→ **Stated goal**
Records follow. Select each line holding "polynomial".

----- Input material -----

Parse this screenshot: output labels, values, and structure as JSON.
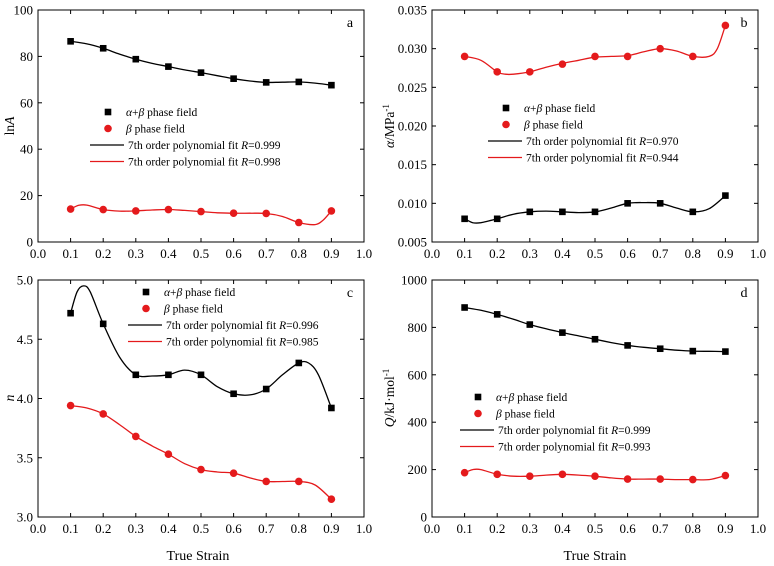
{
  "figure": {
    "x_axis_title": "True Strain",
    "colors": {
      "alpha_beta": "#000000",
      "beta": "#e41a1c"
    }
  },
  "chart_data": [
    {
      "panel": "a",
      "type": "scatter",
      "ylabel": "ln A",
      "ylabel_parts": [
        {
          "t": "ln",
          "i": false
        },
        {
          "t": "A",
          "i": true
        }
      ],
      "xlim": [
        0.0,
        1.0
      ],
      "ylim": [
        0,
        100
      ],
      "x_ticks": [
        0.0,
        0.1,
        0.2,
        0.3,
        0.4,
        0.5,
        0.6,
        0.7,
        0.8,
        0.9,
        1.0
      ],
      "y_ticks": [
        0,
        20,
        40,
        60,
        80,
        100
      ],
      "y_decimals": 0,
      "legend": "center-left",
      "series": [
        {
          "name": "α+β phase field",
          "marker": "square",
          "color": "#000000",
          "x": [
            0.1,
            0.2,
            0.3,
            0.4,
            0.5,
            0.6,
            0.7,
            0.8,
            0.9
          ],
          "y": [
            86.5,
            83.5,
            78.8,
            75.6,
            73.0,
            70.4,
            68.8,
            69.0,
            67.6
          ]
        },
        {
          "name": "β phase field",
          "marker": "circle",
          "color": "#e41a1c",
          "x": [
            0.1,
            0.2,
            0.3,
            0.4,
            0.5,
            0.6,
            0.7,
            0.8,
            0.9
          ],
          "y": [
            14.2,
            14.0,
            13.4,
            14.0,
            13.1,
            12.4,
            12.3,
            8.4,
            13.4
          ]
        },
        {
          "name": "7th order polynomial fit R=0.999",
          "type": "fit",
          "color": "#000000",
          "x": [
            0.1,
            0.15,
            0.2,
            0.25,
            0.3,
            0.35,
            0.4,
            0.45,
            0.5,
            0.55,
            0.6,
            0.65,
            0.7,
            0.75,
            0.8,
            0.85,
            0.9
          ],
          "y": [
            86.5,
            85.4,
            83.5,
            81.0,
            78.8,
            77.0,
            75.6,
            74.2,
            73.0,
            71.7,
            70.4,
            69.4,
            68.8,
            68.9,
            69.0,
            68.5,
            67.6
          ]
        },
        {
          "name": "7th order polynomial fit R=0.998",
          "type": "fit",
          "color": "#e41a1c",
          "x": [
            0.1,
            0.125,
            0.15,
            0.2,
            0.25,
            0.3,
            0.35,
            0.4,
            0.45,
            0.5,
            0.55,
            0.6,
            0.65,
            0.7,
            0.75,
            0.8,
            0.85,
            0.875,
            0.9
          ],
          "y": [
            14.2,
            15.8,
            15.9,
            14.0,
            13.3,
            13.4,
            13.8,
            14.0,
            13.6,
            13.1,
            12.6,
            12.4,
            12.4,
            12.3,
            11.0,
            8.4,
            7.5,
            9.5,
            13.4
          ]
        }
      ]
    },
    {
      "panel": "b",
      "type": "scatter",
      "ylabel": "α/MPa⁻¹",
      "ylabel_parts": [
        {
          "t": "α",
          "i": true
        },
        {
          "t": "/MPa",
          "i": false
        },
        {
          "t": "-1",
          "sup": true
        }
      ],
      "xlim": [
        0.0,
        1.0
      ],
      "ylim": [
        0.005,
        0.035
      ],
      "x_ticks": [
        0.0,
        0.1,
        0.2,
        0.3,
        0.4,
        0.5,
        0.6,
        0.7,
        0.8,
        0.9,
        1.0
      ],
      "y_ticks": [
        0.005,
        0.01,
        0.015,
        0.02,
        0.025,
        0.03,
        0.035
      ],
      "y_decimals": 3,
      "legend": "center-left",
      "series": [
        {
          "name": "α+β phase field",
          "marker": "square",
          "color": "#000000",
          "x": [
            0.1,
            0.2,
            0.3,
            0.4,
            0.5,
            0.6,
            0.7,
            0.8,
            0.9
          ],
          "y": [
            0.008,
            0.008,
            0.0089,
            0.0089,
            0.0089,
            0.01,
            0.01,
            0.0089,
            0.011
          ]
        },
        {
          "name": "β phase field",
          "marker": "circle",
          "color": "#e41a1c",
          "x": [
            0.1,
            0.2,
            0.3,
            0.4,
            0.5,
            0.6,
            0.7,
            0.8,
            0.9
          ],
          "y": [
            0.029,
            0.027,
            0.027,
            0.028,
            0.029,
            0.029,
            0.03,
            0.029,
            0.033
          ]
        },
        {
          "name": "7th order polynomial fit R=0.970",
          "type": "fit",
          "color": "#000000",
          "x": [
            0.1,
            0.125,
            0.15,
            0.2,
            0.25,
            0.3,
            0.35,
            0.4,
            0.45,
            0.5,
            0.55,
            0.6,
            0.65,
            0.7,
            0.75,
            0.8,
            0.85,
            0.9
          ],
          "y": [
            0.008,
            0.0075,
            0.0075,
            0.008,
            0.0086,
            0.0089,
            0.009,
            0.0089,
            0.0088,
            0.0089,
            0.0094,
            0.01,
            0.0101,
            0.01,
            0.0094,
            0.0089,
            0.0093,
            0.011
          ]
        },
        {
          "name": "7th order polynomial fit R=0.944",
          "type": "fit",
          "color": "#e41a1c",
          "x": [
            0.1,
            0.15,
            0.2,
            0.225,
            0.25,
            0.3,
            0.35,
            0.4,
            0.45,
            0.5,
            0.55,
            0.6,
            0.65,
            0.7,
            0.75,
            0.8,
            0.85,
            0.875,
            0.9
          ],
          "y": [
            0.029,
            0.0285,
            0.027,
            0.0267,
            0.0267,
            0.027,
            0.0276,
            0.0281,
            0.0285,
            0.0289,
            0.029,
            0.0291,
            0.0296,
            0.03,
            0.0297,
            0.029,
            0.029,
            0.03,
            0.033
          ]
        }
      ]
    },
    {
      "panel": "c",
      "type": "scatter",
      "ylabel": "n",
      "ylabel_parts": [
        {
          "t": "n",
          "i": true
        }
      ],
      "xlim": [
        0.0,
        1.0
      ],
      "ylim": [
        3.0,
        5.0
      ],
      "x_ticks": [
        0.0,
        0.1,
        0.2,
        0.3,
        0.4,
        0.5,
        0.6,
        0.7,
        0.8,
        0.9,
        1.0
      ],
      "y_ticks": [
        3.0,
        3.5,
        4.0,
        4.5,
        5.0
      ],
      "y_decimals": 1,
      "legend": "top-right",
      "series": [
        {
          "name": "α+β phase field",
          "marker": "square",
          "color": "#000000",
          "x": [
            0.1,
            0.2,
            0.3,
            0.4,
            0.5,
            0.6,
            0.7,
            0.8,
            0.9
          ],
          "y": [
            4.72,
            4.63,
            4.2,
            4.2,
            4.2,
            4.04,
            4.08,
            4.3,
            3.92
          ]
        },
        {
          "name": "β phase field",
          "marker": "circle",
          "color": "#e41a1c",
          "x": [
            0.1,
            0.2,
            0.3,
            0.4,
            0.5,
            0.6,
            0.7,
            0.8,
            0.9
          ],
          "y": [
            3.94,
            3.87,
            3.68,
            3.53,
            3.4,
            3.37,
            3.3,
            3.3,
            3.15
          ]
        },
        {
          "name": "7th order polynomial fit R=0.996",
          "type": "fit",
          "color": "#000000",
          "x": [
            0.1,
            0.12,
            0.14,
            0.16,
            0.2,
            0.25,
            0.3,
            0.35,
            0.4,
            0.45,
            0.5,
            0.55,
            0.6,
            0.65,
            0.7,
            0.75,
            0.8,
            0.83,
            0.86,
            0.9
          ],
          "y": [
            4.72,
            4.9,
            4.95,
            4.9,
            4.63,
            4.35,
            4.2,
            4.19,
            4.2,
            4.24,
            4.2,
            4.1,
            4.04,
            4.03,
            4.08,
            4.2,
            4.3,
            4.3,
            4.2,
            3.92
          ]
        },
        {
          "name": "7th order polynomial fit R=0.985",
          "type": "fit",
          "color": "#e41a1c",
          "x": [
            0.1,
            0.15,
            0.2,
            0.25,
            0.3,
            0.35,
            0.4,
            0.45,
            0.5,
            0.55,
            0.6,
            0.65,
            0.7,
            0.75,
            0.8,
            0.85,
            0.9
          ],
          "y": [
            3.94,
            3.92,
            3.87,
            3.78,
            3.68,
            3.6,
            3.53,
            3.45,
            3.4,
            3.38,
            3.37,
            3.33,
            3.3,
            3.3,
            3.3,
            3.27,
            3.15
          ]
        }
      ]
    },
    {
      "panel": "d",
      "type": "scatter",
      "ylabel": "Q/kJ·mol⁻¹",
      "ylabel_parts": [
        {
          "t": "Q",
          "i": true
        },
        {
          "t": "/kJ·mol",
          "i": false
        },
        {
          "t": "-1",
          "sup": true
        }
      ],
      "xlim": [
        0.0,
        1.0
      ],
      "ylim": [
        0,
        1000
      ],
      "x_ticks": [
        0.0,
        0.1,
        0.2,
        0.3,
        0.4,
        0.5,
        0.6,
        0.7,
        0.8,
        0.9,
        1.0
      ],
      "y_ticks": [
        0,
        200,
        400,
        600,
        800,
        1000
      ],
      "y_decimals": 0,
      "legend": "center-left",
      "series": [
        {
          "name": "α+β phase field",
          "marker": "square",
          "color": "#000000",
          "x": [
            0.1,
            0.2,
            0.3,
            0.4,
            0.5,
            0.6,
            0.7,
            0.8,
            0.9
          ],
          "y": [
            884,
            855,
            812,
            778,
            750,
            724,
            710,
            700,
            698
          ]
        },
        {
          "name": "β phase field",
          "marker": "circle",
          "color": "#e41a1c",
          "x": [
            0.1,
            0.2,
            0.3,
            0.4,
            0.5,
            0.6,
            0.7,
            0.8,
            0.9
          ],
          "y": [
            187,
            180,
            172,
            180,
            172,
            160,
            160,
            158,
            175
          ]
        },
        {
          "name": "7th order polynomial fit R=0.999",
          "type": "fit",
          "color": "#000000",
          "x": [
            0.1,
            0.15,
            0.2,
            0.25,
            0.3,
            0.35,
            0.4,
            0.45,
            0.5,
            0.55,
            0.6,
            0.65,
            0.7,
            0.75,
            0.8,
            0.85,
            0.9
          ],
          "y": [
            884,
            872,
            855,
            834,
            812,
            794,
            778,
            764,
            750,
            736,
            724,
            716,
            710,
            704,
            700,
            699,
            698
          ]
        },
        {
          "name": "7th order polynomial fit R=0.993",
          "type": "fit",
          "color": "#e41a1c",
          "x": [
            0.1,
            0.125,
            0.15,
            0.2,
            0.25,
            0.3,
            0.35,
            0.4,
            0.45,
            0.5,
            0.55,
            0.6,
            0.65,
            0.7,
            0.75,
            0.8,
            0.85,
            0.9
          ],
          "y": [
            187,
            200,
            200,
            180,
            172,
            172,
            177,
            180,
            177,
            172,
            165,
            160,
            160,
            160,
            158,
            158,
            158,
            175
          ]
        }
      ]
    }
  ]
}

-----
----- Input material -----

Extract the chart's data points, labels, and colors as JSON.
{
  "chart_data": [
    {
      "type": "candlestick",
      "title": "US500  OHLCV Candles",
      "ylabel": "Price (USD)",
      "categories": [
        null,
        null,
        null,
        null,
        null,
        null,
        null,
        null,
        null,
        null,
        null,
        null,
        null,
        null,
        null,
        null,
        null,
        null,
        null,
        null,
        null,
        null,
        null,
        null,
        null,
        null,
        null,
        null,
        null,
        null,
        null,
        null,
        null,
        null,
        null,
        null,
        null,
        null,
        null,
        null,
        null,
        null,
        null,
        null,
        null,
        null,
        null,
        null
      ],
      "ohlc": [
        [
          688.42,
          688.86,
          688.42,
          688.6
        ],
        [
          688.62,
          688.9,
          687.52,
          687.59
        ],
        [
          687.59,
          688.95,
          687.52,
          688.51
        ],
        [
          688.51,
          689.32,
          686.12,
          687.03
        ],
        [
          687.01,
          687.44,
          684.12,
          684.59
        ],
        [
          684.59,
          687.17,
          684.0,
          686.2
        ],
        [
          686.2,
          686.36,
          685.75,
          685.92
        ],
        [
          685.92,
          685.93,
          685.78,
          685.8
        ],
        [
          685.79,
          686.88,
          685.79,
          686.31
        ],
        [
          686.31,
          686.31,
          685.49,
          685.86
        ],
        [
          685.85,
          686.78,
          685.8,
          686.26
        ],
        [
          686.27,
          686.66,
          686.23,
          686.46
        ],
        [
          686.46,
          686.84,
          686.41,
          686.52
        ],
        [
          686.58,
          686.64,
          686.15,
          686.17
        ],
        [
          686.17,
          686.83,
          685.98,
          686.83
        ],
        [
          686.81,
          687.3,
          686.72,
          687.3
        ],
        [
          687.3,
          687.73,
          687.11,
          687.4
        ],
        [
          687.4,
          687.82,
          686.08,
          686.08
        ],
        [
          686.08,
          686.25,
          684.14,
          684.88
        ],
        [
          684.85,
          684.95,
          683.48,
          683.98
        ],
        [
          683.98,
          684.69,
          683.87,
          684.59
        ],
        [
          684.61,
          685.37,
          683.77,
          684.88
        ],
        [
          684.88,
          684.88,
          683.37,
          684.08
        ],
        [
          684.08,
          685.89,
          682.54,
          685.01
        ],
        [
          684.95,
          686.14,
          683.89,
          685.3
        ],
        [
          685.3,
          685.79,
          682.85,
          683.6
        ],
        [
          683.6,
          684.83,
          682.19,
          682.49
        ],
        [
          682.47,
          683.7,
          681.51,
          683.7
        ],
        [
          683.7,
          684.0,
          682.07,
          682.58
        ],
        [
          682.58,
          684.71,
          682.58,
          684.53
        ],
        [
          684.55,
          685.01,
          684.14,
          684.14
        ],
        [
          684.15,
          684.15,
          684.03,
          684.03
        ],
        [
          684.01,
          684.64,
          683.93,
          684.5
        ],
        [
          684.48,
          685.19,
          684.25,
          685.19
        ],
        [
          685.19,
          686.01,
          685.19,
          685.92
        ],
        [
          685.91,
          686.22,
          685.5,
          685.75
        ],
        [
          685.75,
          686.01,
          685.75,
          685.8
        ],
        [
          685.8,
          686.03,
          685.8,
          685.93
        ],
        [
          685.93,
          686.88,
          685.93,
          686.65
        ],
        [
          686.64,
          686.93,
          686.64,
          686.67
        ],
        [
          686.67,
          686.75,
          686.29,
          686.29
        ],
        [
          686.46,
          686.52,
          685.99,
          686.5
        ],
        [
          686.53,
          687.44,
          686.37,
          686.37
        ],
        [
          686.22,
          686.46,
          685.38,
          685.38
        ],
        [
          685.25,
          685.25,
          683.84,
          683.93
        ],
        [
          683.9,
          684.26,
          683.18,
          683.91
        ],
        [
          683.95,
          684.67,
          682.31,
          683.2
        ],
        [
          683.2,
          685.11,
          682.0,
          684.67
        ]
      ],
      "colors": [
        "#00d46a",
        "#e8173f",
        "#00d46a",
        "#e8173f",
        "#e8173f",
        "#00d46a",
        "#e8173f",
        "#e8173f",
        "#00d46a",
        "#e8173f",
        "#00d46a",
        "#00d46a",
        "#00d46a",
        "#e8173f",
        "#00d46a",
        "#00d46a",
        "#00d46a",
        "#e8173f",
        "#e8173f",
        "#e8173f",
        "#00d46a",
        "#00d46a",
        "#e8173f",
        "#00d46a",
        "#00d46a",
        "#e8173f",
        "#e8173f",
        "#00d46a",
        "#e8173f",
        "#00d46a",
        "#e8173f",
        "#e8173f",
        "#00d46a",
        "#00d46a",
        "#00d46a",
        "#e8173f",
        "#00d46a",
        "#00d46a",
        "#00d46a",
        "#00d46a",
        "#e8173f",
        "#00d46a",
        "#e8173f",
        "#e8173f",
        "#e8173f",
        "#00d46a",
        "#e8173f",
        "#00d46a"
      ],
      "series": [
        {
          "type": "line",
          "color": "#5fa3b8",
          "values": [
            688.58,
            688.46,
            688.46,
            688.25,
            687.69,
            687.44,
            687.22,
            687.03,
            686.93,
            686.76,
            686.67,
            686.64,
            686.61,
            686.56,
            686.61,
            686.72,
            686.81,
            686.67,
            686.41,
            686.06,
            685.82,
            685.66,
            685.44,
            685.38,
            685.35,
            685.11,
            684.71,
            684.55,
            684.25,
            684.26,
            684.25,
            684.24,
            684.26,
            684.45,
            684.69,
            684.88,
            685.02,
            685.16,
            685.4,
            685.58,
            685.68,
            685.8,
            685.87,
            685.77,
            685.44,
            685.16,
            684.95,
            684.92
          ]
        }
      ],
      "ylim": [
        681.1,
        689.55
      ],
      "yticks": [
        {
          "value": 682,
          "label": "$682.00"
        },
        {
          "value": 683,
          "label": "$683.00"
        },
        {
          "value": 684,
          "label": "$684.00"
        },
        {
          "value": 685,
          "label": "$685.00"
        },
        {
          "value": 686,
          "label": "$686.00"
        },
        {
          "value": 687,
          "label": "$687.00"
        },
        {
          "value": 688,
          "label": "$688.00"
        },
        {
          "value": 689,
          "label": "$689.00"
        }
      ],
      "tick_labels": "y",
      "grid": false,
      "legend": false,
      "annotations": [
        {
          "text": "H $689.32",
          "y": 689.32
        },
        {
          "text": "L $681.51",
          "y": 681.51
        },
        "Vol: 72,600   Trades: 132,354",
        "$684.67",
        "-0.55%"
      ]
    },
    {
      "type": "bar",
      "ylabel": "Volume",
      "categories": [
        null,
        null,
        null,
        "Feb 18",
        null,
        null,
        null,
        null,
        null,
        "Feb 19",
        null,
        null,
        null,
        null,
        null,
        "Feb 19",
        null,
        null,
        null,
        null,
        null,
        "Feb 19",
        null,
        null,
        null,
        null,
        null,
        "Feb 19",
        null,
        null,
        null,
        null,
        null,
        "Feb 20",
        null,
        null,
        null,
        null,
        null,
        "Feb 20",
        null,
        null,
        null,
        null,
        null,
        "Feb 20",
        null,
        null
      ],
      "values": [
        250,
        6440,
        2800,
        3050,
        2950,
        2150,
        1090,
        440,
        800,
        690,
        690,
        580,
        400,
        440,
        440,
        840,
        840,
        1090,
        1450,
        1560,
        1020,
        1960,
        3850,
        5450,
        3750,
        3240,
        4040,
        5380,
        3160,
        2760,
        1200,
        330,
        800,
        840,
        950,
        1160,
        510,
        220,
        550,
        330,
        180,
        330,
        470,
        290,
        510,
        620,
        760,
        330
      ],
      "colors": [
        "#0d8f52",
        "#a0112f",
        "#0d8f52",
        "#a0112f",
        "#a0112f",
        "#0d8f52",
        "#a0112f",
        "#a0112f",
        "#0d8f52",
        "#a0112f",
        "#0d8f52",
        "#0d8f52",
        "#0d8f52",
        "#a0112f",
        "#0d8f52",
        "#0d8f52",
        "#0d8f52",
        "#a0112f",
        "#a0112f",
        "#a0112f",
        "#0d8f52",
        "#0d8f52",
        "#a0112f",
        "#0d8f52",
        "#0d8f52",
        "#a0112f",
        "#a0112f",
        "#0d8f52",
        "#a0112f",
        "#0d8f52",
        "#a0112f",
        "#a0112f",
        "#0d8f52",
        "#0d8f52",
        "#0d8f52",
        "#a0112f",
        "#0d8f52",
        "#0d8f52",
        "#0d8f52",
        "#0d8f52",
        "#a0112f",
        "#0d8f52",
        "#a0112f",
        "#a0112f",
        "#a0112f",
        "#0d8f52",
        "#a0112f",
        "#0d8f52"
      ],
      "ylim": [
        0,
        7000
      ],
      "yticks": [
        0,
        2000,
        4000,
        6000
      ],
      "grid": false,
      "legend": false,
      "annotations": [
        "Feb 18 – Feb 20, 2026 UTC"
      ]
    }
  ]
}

-----

→ **Response for this exercise**
          "name": "7th order polynomial fit R=0.999",
          "name": "7th order polynomial fit R=0.998",
          "name": "7th order polynomial fit R=0.970",
          "name": "7th order polynomial fit R=0.944",
          "name": "7th order polynomial fit R=0.996",
          "name": "7th order polynomial fit R=0.985",
          "name": "7th order polynomial fit R=0.999",
          "name": "7th order polynomial fit R=0.993",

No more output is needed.